------ INFORMATION PROVIDED

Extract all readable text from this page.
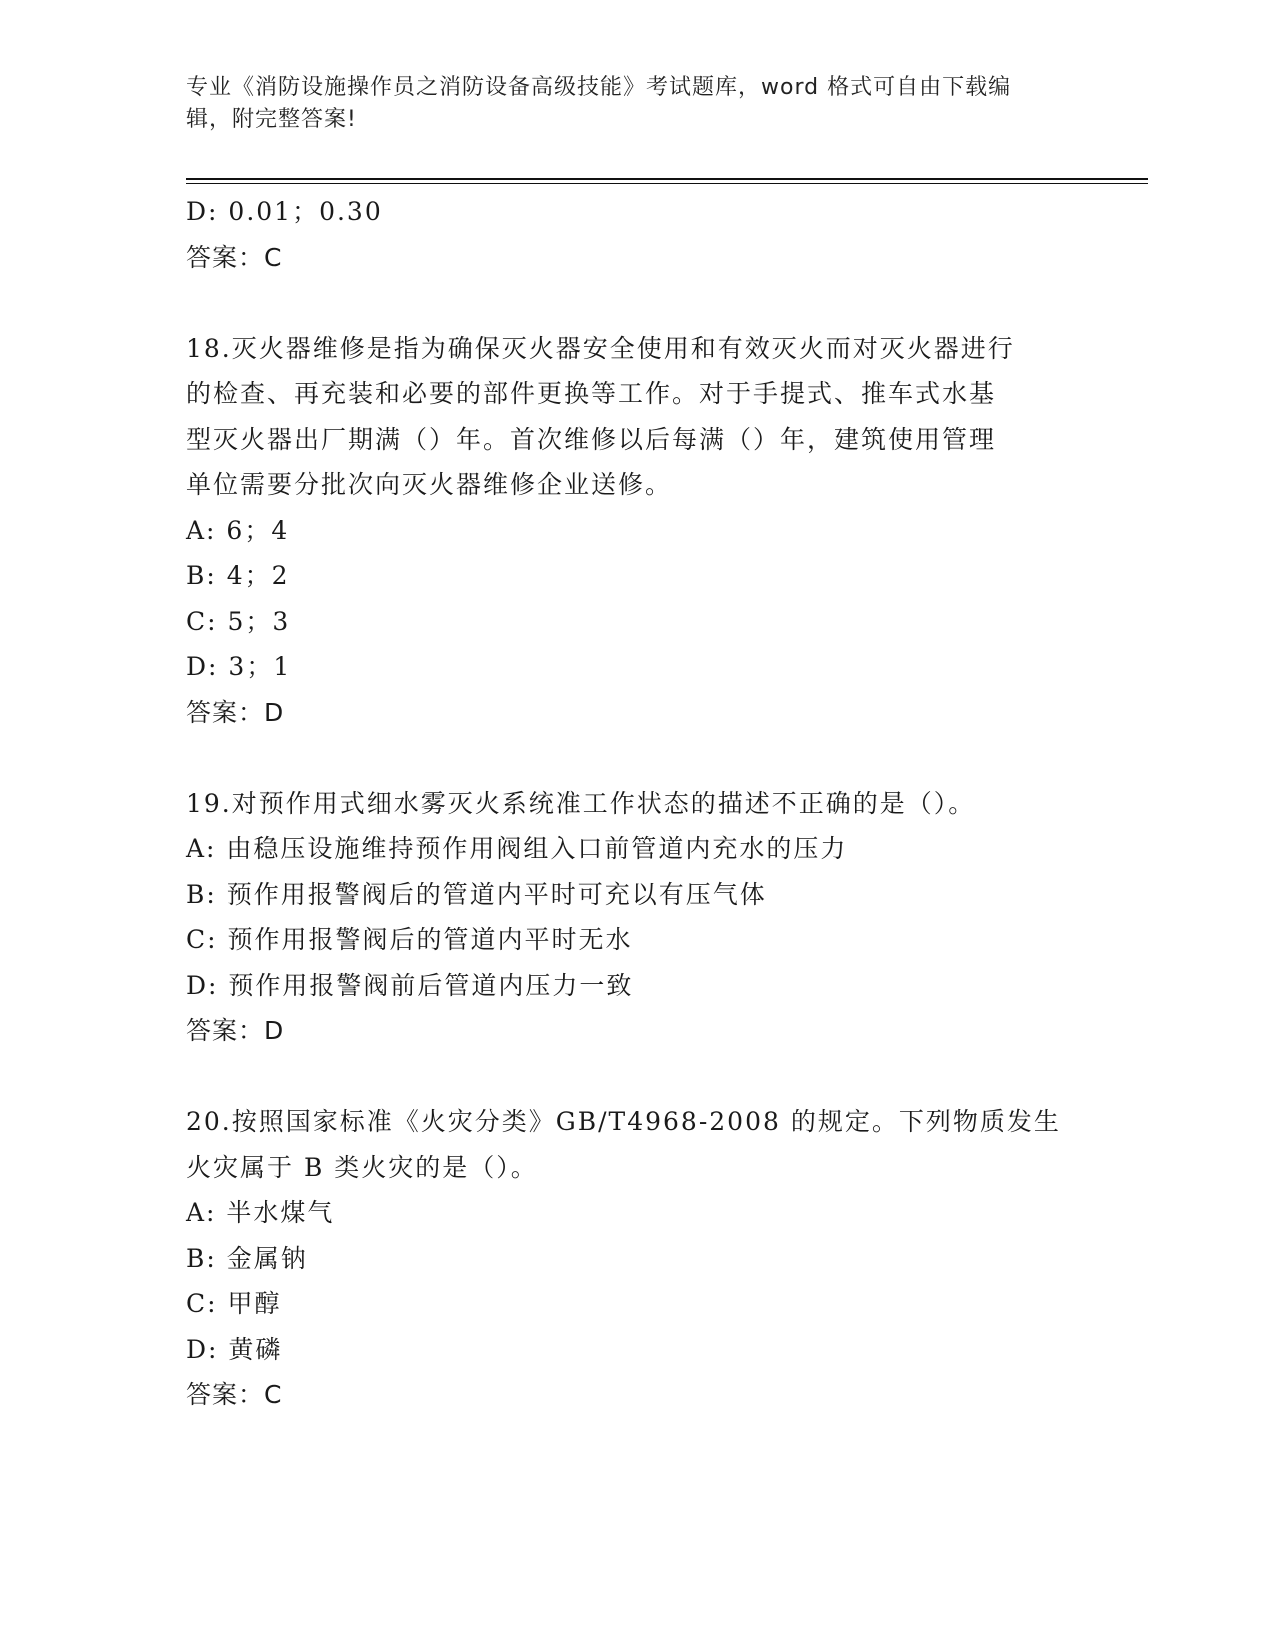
专业《消防设施操作员之消防设备高级技能》考试题库，word 格式可自由下载编
辑，附完整答案!
D: 0.01；0.30
答案：C
18.灭火器维修是指为确保灭火器安全使用和有效灭火而对灭火器进行
的检查、再充装和必要的部件更换等工作。对于手提式、推车式水基
型灭火器出厂期满（）年。首次维修以后每满（）年，建筑使用管理
单位需要分批次向灭火器维修企业送修。
A: 6；4
B: 4；2
C: 5；3
D: 3；1
答案：D
19.对预作用式细水雾灭火系统准工作状态的描述不正确的是（）。
A: 由稳压设施维持预作用阀组入口前管道内充水的压力
B: 预作用报警阀后的管道内平时可充以有压气体
C: 预作用报警阀后的管道内平时无水
D: 预作用报警阀前后管道内压力一致
答案：D
20.按照国家标准《火灾分类》GB/T4968-2008 的规定。下列物质发生
火灾属于 B 类火灾的是（）。
A: 半水煤气
B: 金属钠
C: 甲醇
D: 黄磷
答案：C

------------

> **GOAL**
Make a verbatim copy of all the entries and strip out the pictures.

> **WORKED ANSWER**
Extract all readable text from this page.
专业《消防设施操作员之消防设备高级技能》考试题库，word 格式可自由下载编
辑，附完整答案!
D: 0.01；0.30
答案：C
18.灭火器维修是指为确保灭火器安全使用和有效灭火而对灭火器进行
的检查、再充装和必要的部件更换等工作。对于手提式、推车式水基
型灭火器出厂期满（）年。首次维修以后每满（）年，建筑使用管理
单位需要分批次向灭火器维修企业送修。
A: 6；4
B: 4；2
C: 5；3
D: 3；1
答案：D
19.对预作用式细水雾灭火系统准工作状态的描述不正确的是（）。
A: 由稳压设施维持预作用阀组入口前管道内充水的压力
B: 预作用报警阀后的管道内平时可充以有压气体
C: 预作用报警阀后的管道内平时无水
D: 预作用报警阀前后管道内压力一致
答案：D
20.按照国家标准《火灾分类》GB/T4968-2008 的规定。下列物质发生
火灾属于 B 类火灾的是（）。
A: 半水煤气
B: 金属钠
C: 甲醇
D: 黄磷
答案：C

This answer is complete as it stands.